··· SOURCE DOCUMENT

Similar to process structure on cortex-A, we calculate time stamps in steps 2-4. As there are no perf-like instructions as of cortex-A platform, we have to consult special registers to retrieve information about the time stamps. We consult registers like *TPIU\_ACPR*, and TPIU Asynchronous Clock pre-scaler Registers to set up time measurements.

The term 'cache' here on ARMv8-M is part of normal memory being set as 'cacheable'. In other words, it is a region set aside for possible cache using. On Cortex-A series chips or x86 chips, cache flush operations are just some instructions with privileges. However, the case are different on ARMv8-M. The allocation of a memory address to a cache address is defined by the designers of the applications. Because of the special structure of ARMv8-M, the cache FLUSH operations are sets of DSB (Data Synchronization Barrier) operations, with address-related instructions.



Figure 1: Process Structure on Cortex-A



Figure 2: Process Structure on Cortex-M

### 4.2.1 Injecting FLUSH Operations on ARM Platform

We use cache FLUSH operations as injected noise into cache, giving interference to attacker's time measurement phase. On ARM platform, we consider using assembly code for noise injection, which is quite different from x86 platform on which we have straightforward *clflush* operations to do so. As a result, we have to take a look at the cache allocation on ARM, and use inline assembly codes to implement cache FLUSH operations.

······
··· RECORD EXCERPTS

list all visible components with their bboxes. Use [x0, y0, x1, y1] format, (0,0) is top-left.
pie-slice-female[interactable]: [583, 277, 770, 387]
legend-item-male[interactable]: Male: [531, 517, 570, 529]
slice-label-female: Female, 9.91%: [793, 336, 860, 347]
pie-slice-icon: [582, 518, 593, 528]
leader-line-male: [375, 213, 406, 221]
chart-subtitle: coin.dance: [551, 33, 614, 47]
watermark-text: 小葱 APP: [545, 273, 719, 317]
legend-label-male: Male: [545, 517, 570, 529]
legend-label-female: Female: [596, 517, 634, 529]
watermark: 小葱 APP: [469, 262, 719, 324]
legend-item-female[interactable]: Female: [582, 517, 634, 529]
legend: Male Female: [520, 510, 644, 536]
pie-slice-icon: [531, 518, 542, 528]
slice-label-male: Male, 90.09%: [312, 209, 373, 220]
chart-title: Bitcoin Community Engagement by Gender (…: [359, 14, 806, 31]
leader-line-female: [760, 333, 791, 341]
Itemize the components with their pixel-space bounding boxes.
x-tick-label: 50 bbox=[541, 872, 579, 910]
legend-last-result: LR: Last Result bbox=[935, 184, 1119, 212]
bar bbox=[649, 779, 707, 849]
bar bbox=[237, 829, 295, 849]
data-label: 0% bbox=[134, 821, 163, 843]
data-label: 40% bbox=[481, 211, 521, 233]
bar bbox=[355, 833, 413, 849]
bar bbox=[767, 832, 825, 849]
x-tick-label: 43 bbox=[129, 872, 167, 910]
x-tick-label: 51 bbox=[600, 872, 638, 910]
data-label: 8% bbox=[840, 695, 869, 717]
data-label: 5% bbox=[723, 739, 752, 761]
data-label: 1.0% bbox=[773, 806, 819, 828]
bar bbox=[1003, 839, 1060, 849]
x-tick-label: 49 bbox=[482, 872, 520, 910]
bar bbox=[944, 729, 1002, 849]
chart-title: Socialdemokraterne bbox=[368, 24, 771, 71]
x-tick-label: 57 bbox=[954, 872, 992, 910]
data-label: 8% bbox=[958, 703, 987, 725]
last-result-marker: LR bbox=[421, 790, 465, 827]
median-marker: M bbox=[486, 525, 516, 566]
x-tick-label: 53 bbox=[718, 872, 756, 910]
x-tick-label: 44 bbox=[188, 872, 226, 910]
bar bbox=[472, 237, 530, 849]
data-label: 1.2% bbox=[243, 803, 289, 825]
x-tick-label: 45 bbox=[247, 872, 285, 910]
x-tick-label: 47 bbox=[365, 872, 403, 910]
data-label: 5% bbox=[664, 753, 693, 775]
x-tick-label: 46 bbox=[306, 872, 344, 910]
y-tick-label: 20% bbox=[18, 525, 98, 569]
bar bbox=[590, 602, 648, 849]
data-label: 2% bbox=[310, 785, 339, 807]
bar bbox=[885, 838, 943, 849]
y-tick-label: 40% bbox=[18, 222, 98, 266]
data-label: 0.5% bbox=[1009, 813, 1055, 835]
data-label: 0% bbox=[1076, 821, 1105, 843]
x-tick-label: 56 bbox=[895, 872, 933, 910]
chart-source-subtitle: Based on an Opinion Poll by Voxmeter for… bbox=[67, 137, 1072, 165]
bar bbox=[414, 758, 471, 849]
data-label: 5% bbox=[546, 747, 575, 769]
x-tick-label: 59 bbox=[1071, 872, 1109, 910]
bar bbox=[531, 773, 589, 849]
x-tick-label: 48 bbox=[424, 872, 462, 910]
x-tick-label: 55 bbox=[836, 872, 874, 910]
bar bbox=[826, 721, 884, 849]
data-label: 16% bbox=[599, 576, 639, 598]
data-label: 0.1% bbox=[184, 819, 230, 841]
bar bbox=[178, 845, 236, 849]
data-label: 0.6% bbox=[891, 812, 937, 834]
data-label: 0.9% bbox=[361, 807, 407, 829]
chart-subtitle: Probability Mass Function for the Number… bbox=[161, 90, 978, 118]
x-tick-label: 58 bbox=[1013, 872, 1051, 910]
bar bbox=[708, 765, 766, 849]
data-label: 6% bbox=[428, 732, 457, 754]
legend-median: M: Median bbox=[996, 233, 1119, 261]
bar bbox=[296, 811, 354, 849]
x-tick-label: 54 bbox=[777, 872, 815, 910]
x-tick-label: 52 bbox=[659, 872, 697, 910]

······
··· RECORD EXCERPTS

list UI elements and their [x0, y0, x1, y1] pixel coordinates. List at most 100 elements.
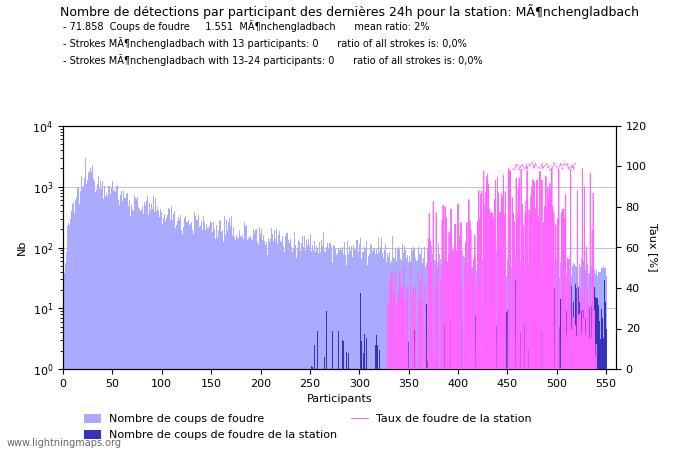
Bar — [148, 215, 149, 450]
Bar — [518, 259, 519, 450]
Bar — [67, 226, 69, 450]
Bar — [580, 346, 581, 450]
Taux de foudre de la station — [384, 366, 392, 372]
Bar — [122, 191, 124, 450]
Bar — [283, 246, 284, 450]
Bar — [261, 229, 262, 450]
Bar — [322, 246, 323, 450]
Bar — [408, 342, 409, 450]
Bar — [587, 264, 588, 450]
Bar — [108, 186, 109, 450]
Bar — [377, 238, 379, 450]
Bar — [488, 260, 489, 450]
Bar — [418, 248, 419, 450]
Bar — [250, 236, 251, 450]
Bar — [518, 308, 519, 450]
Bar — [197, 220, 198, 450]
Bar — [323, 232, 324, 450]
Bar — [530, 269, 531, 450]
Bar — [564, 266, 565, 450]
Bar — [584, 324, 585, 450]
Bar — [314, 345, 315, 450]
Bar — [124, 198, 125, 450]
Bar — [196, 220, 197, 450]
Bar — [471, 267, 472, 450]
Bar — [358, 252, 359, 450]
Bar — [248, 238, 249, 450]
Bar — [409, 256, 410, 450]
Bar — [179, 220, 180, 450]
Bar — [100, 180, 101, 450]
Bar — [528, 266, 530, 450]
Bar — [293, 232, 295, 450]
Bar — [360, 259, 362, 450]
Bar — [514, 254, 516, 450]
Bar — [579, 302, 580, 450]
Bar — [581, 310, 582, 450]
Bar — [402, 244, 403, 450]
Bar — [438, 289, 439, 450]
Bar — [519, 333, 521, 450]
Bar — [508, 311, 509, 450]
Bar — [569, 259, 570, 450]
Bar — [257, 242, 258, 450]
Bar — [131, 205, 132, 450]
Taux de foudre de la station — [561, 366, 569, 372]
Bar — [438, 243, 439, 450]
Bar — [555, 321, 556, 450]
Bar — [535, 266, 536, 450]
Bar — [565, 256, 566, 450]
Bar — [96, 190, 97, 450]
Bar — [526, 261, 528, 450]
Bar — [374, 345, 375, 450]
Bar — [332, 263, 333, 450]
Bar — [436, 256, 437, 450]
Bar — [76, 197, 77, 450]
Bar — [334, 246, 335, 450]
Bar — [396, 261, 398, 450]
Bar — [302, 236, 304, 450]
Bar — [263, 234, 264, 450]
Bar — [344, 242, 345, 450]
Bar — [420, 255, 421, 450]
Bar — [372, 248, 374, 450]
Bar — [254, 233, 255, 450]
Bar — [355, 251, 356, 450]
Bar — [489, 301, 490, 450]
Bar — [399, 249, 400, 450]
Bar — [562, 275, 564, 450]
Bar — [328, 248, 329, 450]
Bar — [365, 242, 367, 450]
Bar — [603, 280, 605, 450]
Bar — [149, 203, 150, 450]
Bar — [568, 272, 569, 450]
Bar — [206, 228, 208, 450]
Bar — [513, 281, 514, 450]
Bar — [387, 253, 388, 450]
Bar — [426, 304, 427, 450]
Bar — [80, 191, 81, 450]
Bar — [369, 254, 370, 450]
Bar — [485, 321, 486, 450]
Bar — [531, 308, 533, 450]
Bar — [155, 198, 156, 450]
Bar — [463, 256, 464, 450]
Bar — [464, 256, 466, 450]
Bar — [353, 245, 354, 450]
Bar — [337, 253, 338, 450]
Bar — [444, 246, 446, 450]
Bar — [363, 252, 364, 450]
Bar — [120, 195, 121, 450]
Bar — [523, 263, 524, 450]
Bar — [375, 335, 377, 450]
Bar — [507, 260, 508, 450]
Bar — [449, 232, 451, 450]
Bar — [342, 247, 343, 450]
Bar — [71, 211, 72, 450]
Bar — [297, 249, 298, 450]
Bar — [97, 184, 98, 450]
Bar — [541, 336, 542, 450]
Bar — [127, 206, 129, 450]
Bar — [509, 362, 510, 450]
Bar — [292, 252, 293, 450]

······

-- WHAT YOU WILL DO --
1. Convert the lines of the listing between the line containing "list all visible" and the line containing "watermark: 小葱 APP: [469, 262, 719, 324]", inclusive, into a Markdown table with the columns No. and Line. Number each row and omit any blank lines.
2. Carry on the passage about cache FLUSH operations on ARM platforms, beginning right after its final sentence.
The passage and the listing come from unrelated sources.

-- IN RESPONSE --
1.
| No. | Line |
|---|---|
| 1 | list all visible components with their bboxes. Use [x0, y0, x1, y1] format, (0,0) is top-left. |
| 2 | pie-slice-female[interactable]: [583, 277, 770, 387] |
| 3 | legend-item-male[interactable]: Male: [531, 517, 570, 529] |
| 4 | slice-label-female: Female, 9.91%: [793, 336, 860, 347] |
| 5 | pie-slice-icon: [582, 518, 593, 528] |
| 6 | leader-line-male: [375, 213, 406, 221] |
| 7 | chart-subtitle: coin.dance: [551, 33, 614, 47] |
| 8 | watermark-text: 小葱 APP: [545, 273, 719, 317] |
| 9 | legend-label-male: Male: [545, 517, 570, 529] |
| 10 | legend-label-female: Female: [596, 517, 634, 529] |
| 11 | watermark: 小葱 APP: [469, 262, 719, 324] |

2.
It is usual to clean the cache before flushing it, so the external memory is updated with any dirty data. First, we initialize inner loop and outer loop to build the cache FLUSH operations line by line. Then, we generate segment address. After that, we call the instruction MCR to specified registers with parameters based on the cache size. The following segments show the inner loop and FLUSH operations. For outer loop, we just move the address to the next line each time in the iteration, which is easy to implement. MOV r0, #0 ; //Clear R0; ORR r2, r1, r0 ; //Generate segment and line address MCR p15, 0, r15, c7, c10, 3 ; //Flush DCache; ADD r0, r0, #0x20 //To the next cache line;

On ARMv7 or higher, the cache FLUSH operations that are privileged and can be handled by ARM. In the code above, we can see the assembling code of flushing the cache uses MCR (Move to Coprocessor from Registers). The privileged operation using this can be trapped by the system, and system handles the operation referring to it. The reason is that, when an instruction uses MCR or MRC, the registers CP14 and CP15 are taken access. These registers are designed by ARM with special purpose, and used only for cache maintenance. For ARM, it has a system call which takes an array of those operations each specified by the struct called *mmuext\_op*. This call allows access to various operations which must be performed with privileged level, like TLB operations, cache operations, and loading descriptor table base addresses.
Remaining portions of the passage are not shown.